--- Что сделать ---
Перепишите строки ниже, везде заменив «cell-school» на «cell-name» и не меняя ничего другого.
- - - - -
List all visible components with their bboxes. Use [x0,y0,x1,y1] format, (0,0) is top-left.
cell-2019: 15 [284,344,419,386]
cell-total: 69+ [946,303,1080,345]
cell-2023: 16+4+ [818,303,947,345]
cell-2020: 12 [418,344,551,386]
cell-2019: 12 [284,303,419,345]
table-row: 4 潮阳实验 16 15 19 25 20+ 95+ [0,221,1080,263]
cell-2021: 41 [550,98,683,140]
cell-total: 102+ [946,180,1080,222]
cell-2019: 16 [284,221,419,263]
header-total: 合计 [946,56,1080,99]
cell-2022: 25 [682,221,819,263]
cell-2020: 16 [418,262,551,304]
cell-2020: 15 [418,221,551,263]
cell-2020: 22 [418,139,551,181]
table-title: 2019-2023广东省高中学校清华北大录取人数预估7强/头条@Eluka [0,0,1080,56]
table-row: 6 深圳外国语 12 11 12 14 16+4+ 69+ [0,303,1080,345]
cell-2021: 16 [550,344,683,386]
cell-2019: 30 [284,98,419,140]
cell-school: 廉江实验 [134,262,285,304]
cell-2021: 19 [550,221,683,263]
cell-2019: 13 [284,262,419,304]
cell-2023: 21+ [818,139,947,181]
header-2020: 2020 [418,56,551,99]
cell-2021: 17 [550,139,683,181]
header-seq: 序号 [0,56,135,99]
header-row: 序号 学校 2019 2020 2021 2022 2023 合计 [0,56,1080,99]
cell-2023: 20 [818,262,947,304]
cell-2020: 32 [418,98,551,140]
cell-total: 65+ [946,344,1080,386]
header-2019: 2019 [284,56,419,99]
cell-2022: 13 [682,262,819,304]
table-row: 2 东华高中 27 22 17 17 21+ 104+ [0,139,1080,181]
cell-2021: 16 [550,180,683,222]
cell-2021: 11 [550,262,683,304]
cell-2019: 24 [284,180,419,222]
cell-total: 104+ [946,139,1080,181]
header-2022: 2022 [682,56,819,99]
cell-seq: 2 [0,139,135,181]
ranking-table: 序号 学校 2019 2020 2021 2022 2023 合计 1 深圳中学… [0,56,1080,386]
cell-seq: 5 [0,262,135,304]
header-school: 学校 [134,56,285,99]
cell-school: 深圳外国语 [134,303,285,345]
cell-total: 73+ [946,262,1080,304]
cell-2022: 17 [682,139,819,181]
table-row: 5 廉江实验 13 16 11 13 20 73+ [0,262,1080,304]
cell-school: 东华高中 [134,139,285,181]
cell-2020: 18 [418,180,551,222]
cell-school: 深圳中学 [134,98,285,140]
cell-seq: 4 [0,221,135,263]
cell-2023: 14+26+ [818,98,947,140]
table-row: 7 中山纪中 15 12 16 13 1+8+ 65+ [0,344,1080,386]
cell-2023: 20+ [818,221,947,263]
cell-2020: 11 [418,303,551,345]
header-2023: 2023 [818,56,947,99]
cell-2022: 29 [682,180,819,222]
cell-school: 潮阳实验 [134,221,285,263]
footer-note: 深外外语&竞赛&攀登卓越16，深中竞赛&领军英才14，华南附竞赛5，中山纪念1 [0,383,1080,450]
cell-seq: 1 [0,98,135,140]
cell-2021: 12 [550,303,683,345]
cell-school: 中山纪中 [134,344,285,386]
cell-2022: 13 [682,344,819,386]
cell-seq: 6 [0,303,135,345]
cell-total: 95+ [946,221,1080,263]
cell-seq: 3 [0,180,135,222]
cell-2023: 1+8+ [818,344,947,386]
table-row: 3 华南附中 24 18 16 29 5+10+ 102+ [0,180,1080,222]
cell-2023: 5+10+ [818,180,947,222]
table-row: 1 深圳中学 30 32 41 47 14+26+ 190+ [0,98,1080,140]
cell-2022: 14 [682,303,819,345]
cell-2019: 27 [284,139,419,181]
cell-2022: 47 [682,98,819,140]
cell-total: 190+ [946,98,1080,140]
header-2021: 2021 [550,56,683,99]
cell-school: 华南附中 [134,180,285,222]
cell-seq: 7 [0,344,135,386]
- - - - -
--- Ответ ---
List all visible components with their bboxes. Use [x0,y0,x1,y1] format, (0,0) is top-left.
cell-2019: 15 [284,344,419,386]
cell-total: 69+ [946,303,1080,345]
cell-2023: 16+4+ [818,303,947,345]
cell-2020: 12 [418,344,551,386]
cell-2019: 12 [284,303,419,345]
table-row: 4 潮阳实验 16 15 19 25 20+ 95+ [0,221,1080,263]
cell-2021: 41 [550,98,683,140]
cell-total: 102+ [946,180,1080,222]
cell-2019: 16 [284,221,419,263]
header-total: 合计 [946,56,1080,99]
cell-2022: 25 [682,221,819,263]
cell-2020: 16 [418,262,551,304]
cell-2020: 15 [418,221,551,263]
cell-2020: 22 [418,139,551,181]
table-title: 2019-2023广东省高中学校清华北大录取人数预估7强/头条@Eluka [0,0,1080,56]
table-row: 6 深圳外国语 12 11 12 14 16+4+ 69+ [0,303,1080,345]
cell-2021: 16 [550,344,683,386]
cell-2019: 30 [284,98,419,140]
cell-name: 廉江实验 [134,262,285,304]
cell-2021: 19 [550,221,683,263]
cell-2019: 13 [284,262,419,304]
cell-2023: 21+ [818,139,947,181]
header-2020: 2020 [418,56,551,99]
cell-2021: 17 [550,139,683,181]
header-seq: 序号 [0,56,135,99]
header-row: 序号 学校 2019 2020 2021 2022 2023 合计 [0,56,1080,99]
cell-2023: 20 [818,262,947,304]
cell-2020: 32 [418,98,551,140]
cell-total: 65+ [946,344,1080,386]
header-2019: 2019 [284,56,419,99]
cell-2022: 13 [682,262,819,304]
table-row: 2 东华高中 27 22 17 17 21+ 104+ [0,139,1080,181]
cell-2021: 16 [550,180,683,222]
cell-2021: 11 [550,262,683,304]
cell-2019: 24 [284,180,419,222]
cell-total: 104+ [946,139,1080,181]
header-2022: 2022 [682,56,819,99]
cell-seq: 2 [0,139,135,181]
ranking-table: 序号 学校 2019 2020 2021 2022 2023 合计 1 深圳中学… [0,56,1080,386]
cell-seq: 5 [0,262,135,304]
header-school: 学校 [134,56,285,99]
cell-name: 深圳外国语 [134,303,285,345]
cell-total: 73+ [946,262,1080,304]
cell-2022: 17 [682,139,819,181]
table-row: 5 廉江实验 13 16 11 13 20 73+ [0,262,1080,304]
cell-name: 东华高中 [134,139,285,181]
cell-2020: 18 [418,180,551,222]
cell-name: 深圳中学 [134,98,285,140]
cell-seq: 4 [0,221,135,263]
cell-2023: 14+26+ [818,98,947,140]
table-row: 7 中山纪中 15 12 16 13 1+8+ 65+ [0,344,1080,386]
cell-2023: 20+ [818,221,947,263]
cell-2020: 11 [418,303,551,345]
header-2023: 2023 [818,56,947,99]
cell-2022: 29 [682,180,819,222]
cell-name: 潮阳实验 [134,221,285,263]
footer-note: 深外外语&竞赛&攀登卓越16，深中竞赛&领军英才14，华南附竞赛5，中山纪念1 [0,383,1080,450]
cell-seq: 1 [0,98,135,140]
cell-2021: 12 [550,303,683,345]
cell-name: 中山纪中 [134,344,285,386]
cell-2022: 13 [682,344,819,386]
cell-seq: 6 [0,303,135,345]
cell-total: 95+ [946,221,1080,263]
cell-seq: 3 [0,180,135,222]
cell-2023: 1+8+ [818,344,947,386]
table-row: 3 华南附中 24 18 16 29 5+10+ 102+ [0,180,1080,222]
cell-2023: 5+10+ [818,180,947,222]
table-row: 1 深圳中学 30 32 41 47 14+26+ 190+ [0,98,1080,140]
cell-2022: 14 [682,303,819,345]
cell-2019: 27 [284,139,419,181]
cell-2022: 47 [682,98,819,140]
cell-total: 190+ [946,98,1080,140]
header-2021: 2021 [550,56,683,99]
cell-name: 华南附中 [134,180,285,222]
cell-seq: 7 [0,344,135,386]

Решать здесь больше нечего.